- [Texto extraído]
Por: Kepa Arbizu
La música, atendiendo a su estricta definición, es la sucesión y combinación de sonidos. Una coordinación en la que sin embargo también interviene, más o menos decisivamente, el uso de los silencios. Una habilidad de la que han hecho todo un arte algunos intérpretes, como es el caso del estadounidense Bill Callahan, quien lleva ejecutándola desde su periplo por el grupo Smog y que en solitario ha seguido practicando y perfeccionando. Minimalismo formal, siempre asociado a un folk austero, que por otro lado ha facilitado la asunción de un calado reflexivo que aunque ni mucho menos ha abandonado para su más reciente álbum, “Shepherd in a Sheepskin Vest”, sí que ha orientado hacia un territorio algo más optimista y luminoso.
Las características que adornan estas composiciones, nada menos que veinte, no son una mera reacción al alto espacio de tiempo -seis años- transcurrido respecto a su trabajo predecesor, “Dream River”, sino el resultado natural de todo lo vivido en el transcurso de ese periodo. Estamos refiriéndonos a episodios tan trascendentes como la muerte de su madre y sobre todo su enlace matrimonial con Hanly Banks y el nacimiento de su hijo, lo que ha derivado necesariamente en la configuración de un nuevo, y feliz, entorno personal. Reestructuración que ha alterado, como es lógico, el color de la mirada hacia su alrededor y por ende la forma de expresarse artísticamente. Una actitud que además queda refrendada por un título que hace referencia tanto a la simbología pastoral, por aquello del rebaño asociado al núcleo familiar, como pastoril, en cuanto a la visión -en muchas ocasiones- idílica que traslada de ese tipo de existencia.

- [Filas almacenadas]
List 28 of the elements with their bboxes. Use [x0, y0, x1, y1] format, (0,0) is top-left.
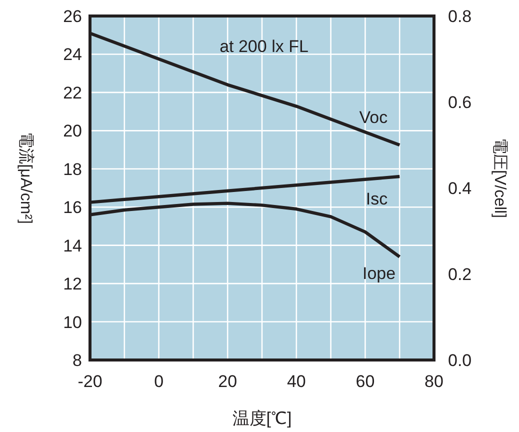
- y-tick-label: 26: [63, 7, 82, 26]
- y-tick-label: 22: [63, 83, 82, 102]
- y2-tick-label: 0.0: [448, 351, 472, 370]
- x-tick-label: 40: [286, 372, 306, 391]
- y-tick-label: 24: [63, 45, 82, 64]
- y2-tick-label: 0.6: [448, 93, 472, 112]
- annotation: at 200 lx FL: [220, 37, 308, 56]
- series-label: Voc: [359, 108, 388, 127]
- x-tick-label: 60: [356, 372, 375, 391]
- series-label: Isc: [366, 190, 388, 209]
- x-tick-label: 20: [218, 372, 238, 391]
- y-tick-label: 18: [63, 160, 82, 179]
- y-tick-label: 12: [63, 274, 82, 294]
- y2-tick-label: 0.4: [448, 179, 472, 198]
- x-tick-label: -20: [78, 372, 102, 391]
- series-label: Iope: [362, 264, 396, 283]
- y-tick-label: 8: [72, 351, 82, 370]
- y2-tick-label: 0.8: [448, 7, 472, 26]
- x-tick-label: 80: [424, 372, 444, 391]
- y-tick-label: 14: [63, 236, 82, 256]
- y2-tick-label: 0.2: [448, 265, 472, 284]
- y-tick-label: 10: [63, 312, 82, 332]
- y-axis-title: 電流[μA/cm²]: [17, 132, 35, 224]
- x-axis-title: 温度[℃]: [232, 409, 292, 428]
- x-tick-label: 0: [154, 372, 164, 391]
- y2-axis-title: 電圧[V/cell]: [491, 138, 508, 218]
- y-tick-label: 16: [63, 198, 82, 218]
- y-tick-label: 20: [63, 122, 82, 141]
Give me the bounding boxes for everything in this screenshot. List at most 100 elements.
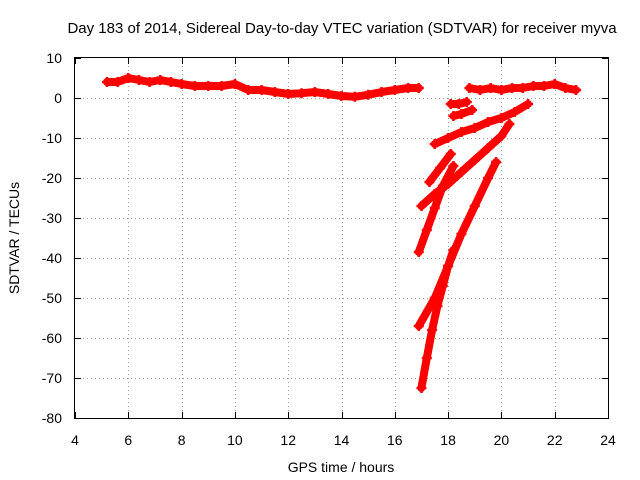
data-point xyxy=(453,99,464,109)
series-trace xyxy=(448,105,478,121)
data-point xyxy=(376,87,387,97)
data-point xyxy=(133,75,144,85)
y-tick-label: -80 xyxy=(42,410,62,426)
data-point xyxy=(435,163,446,173)
y-tick-label: -30 xyxy=(42,210,62,226)
data-point xyxy=(496,113,507,123)
x-tick-label: 20 xyxy=(494,432,510,448)
data-point xyxy=(448,111,459,121)
x-tick-label: 16 xyxy=(387,432,403,448)
data-point xyxy=(437,181,448,191)
y-tick-label: -60 xyxy=(42,330,62,346)
data-point xyxy=(189,81,200,91)
x-tick-label: 14 xyxy=(334,432,350,448)
y-tick-label: -70 xyxy=(42,370,62,386)
data-point xyxy=(461,97,472,107)
series-trace xyxy=(429,99,534,149)
x-tick-label: 4 xyxy=(71,432,79,448)
data-point xyxy=(429,139,440,149)
data-point xyxy=(349,91,360,102)
y-tick-label: -50 xyxy=(42,290,62,306)
data-point xyxy=(469,123,480,133)
data-point xyxy=(416,201,427,211)
data-point xyxy=(203,81,214,91)
data-point xyxy=(456,127,467,137)
data-point xyxy=(155,75,166,85)
data-point xyxy=(403,83,414,93)
data-point xyxy=(464,83,475,93)
data-point xyxy=(443,133,454,143)
data-point xyxy=(517,83,528,93)
data-point xyxy=(123,73,134,83)
data-point xyxy=(443,261,454,271)
x-tick-label: 8 xyxy=(178,432,186,448)
data-point xyxy=(101,77,112,87)
x-tick-label: 18 xyxy=(440,432,456,448)
data-point xyxy=(571,85,582,95)
data-point xyxy=(416,383,427,393)
data-point xyxy=(445,149,456,159)
y-tick-label: -10 xyxy=(42,130,62,146)
data-point xyxy=(448,245,459,255)
data-point xyxy=(421,353,432,363)
data-point xyxy=(456,229,467,239)
data-point xyxy=(413,247,424,257)
data-point xyxy=(112,77,123,87)
x-tick-label: 10 xyxy=(227,432,243,448)
data-point xyxy=(389,85,400,95)
data-point xyxy=(269,87,280,97)
data-point xyxy=(491,157,502,167)
data-point xyxy=(432,301,443,311)
data-point xyxy=(485,83,496,93)
data-point xyxy=(469,155,480,165)
grid xyxy=(75,58,608,418)
data-point xyxy=(467,105,478,115)
data-point xyxy=(323,89,334,99)
plot-frame xyxy=(74,57,609,419)
data-point xyxy=(363,89,374,100)
series-trace xyxy=(464,79,582,95)
series-trace xyxy=(424,149,456,187)
series-trace xyxy=(416,245,459,393)
data-point xyxy=(437,281,448,291)
x-tick-label: 24 xyxy=(600,432,616,448)
y-axis-label: SDTVAR / TECUs xyxy=(6,182,22,294)
data-point xyxy=(448,161,459,171)
data-point xyxy=(413,83,424,93)
data-point xyxy=(413,321,424,331)
ticks: 4 6 8 10 12 14 16 18 20 22 24 -80 -70 -60 -50 -40 -30 -20… xyxy=(42,50,616,448)
data-point xyxy=(507,83,518,93)
data-point xyxy=(456,167,467,177)
data-point xyxy=(483,143,494,153)
data-point xyxy=(475,85,486,95)
data-point xyxy=(469,201,480,211)
data-point xyxy=(429,203,440,213)
data-point xyxy=(539,81,550,91)
data-point xyxy=(421,225,432,235)
data-point xyxy=(483,173,494,183)
data-series xyxy=(101,73,582,393)
data-point xyxy=(483,117,494,127)
data-point xyxy=(549,79,560,89)
series-trace xyxy=(445,97,472,109)
data-point xyxy=(256,85,267,95)
data-point xyxy=(165,77,176,87)
data-point xyxy=(456,109,467,119)
x-tick-label: 22 xyxy=(547,432,563,448)
series-trace xyxy=(101,73,424,102)
data-point xyxy=(309,87,320,97)
data-point xyxy=(176,79,187,89)
data-point xyxy=(509,107,520,117)
y-tick-label: -40 xyxy=(42,250,62,266)
y-tick-label: 10 xyxy=(46,50,62,66)
data-point xyxy=(427,325,438,335)
data-point xyxy=(560,83,571,93)
data-point xyxy=(243,85,254,95)
data-point xyxy=(216,81,227,91)
chart-title: Day 183 of 2014, Sidereal Day-to-day VTE… xyxy=(67,20,617,37)
data-point xyxy=(496,85,507,95)
data-point xyxy=(296,88,307,99)
x-tick-label: 6 xyxy=(124,432,132,448)
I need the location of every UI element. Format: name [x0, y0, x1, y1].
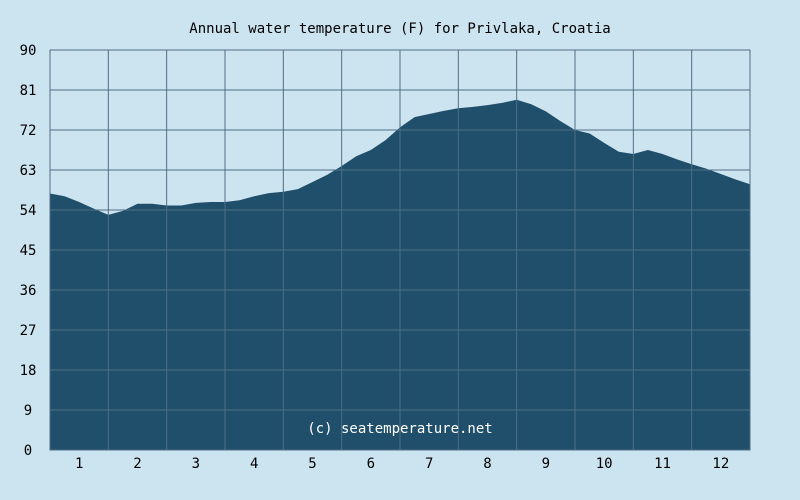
- x-tick-label: 2: [133, 456, 141, 472]
- x-tick-label: 4: [250, 456, 258, 472]
- grid: [49, 49, 751, 451]
- y-tick-label: 72: [20, 123, 37, 139]
- y-tick-label: 9: [24, 403, 32, 419]
- x-tick-label: 5: [308, 456, 316, 472]
- x-tick-label: 8: [483, 456, 491, 472]
- watermark: (c) seatemperature.net: [307, 421, 492, 437]
- x-tick-label: 9: [542, 456, 550, 472]
- x-tick-label: 12: [712, 456, 729, 472]
- y-tick-label: 63: [20, 163, 37, 179]
- y-tick-label: 27: [20, 323, 37, 339]
- x-tick-label: 6: [367, 456, 375, 472]
- y-tick-label: 90: [20, 43, 37, 59]
- y-tick-label: 0: [24, 443, 32, 459]
- y-tick-label: 45: [20, 243, 37, 259]
- y-tick-label: 18: [20, 363, 37, 379]
- x-tick-label: 1: [75, 456, 83, 472]
- y-tick-label: 36: [20, 283, 37, 299]
- y-axis-ticks: 0 9 18 27 36 45 54 63 72 81 90: [20, 43, 37, 459]
- x-axis-ticks: 1 2 3 4 5 6 7 8 9 10 11 12: [75, 456, 729, 472]
- x-tick-label: 3: [192, 456, 200, 472]
- x-tick-label: 11: [654, 456, 671, 472]
- x-tick-label: 7: [425, 456, 433, 472]
- plot-border: [49, 49, 751, 451]
- y-tick-label: 81: [20, 83, 37, 99]
- y-tick-label: 54: [20, 203, 37, 219]
- x-tick-label: 10: [596, 456, 613, 472]
- chart-title: Annual water temperature (F) for Privlak…: [189, 21, 610, 37]
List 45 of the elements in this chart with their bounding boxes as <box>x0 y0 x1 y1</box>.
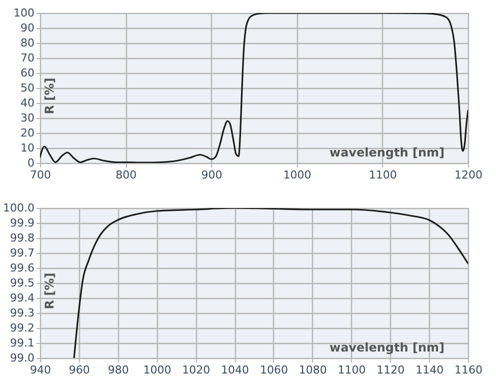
x-tick-label: 980 <box>108 364 129 376</box>
y-tick-label: 0 <box>28 156 34 170</box>
y-tick-label: 99.3 <box>10 306 34 320</box>
y-tick-label: 40 <box>20 96 34 110</box>
x-tick-label: 1140 <box>416 364 444 376</box>
y-tick-label: 90 <box>20 22 34 34</box>
y-tick-label: 100 <box>14 6 34 20</box>
y-tick-label: 99.0 <box>10 352 34 364</box>
x-axis-title: wavelength [nm] <box>329 340 444 354</box>
y-tick-label: 30 <box>20 112 34 124</box>
x-tick-label: 1040 <box>221 364 250 376</box>
x-tick-label: 1060 <box>260 364 288 376</box>
y-tick-label: 99.6 <box>10 262 34 274</box>
y-tick-label: 80 <box>20 36 34 50</box>
x-tick-label: 1160 <box>454 364 482 376</box>
x-tick-label: 940 <box>30 364 51 376</box>
x-tick-label: 960 <box>68 364 90 376</box>
y-tick-label: 10 <box>20 142 34 154</box>
y-tick-label: 50 <box>20 82 34 94</box>
y-tick-label: 20 <box>20 126 34 140</box>
x-tick-label: 1080 <box>298 364 327 376</box>
y-tick-label: 99.7 <box>10 246 34 260</box>
x-axis-title: wavelength [nm] <box>329 146 444 160</box>
line-series <box>73 208 468 358</box>
y-tick-label: 99.8 <box>10 232 34 244</box>
x-tick-label: 1200 <box>454 168 482 182</box>
x-tick-label: 1000 <box>143 364 172 376</box>
x-tick-label: 1100 <box>338 364 366 376</box>
y-tick-label: 99.4 <box>10 292 34 304</box>
y-tick-label: 70 <box>20 52 34 64</box>
y-tick-label: 99.5 <box>10 276 34 290</box>
y-axis-title: R [%] <box>42 272 56 310</box>
y-axis-title: R [%] <box>42 78 56 114</box>
y-tick-label: 100.0 <box>3 202 34 214</box>
x-tick-label: 1000 <box>283 168 312 182</box>
x-tick-label: 1020 <box>182 364 210 376</box>
x-tick-label: 800 <box>116 168 137 182</box>
x-tick-label: 1100 <box>368 168 397 182</box>
y-tick-label: 99.9 <box>10 216 34 230</box>
y-tick-label: 99.1 <box>10 336 34 350</box>
x-tick-label: 700 <box>30 168 51 182</box>
x-tick-label: 1120 <box>376 364 405 376</box>
y-tick-label: 60 <box>20 66 34 80</box>
x-tick-label: 900 <box>201 168 222 182</box>
y-tick-label: 99.2 <box>10 322 34 334</box>
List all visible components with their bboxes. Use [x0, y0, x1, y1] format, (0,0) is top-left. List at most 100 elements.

- [La consigna]
Según la reseña sobre Bill Callahan, ¿cuántos años transcurrieron entre "Dream River" y "Shepherd in a Sheepskin Vest"?

- [Solución del problema]
Transcurrieron seis años.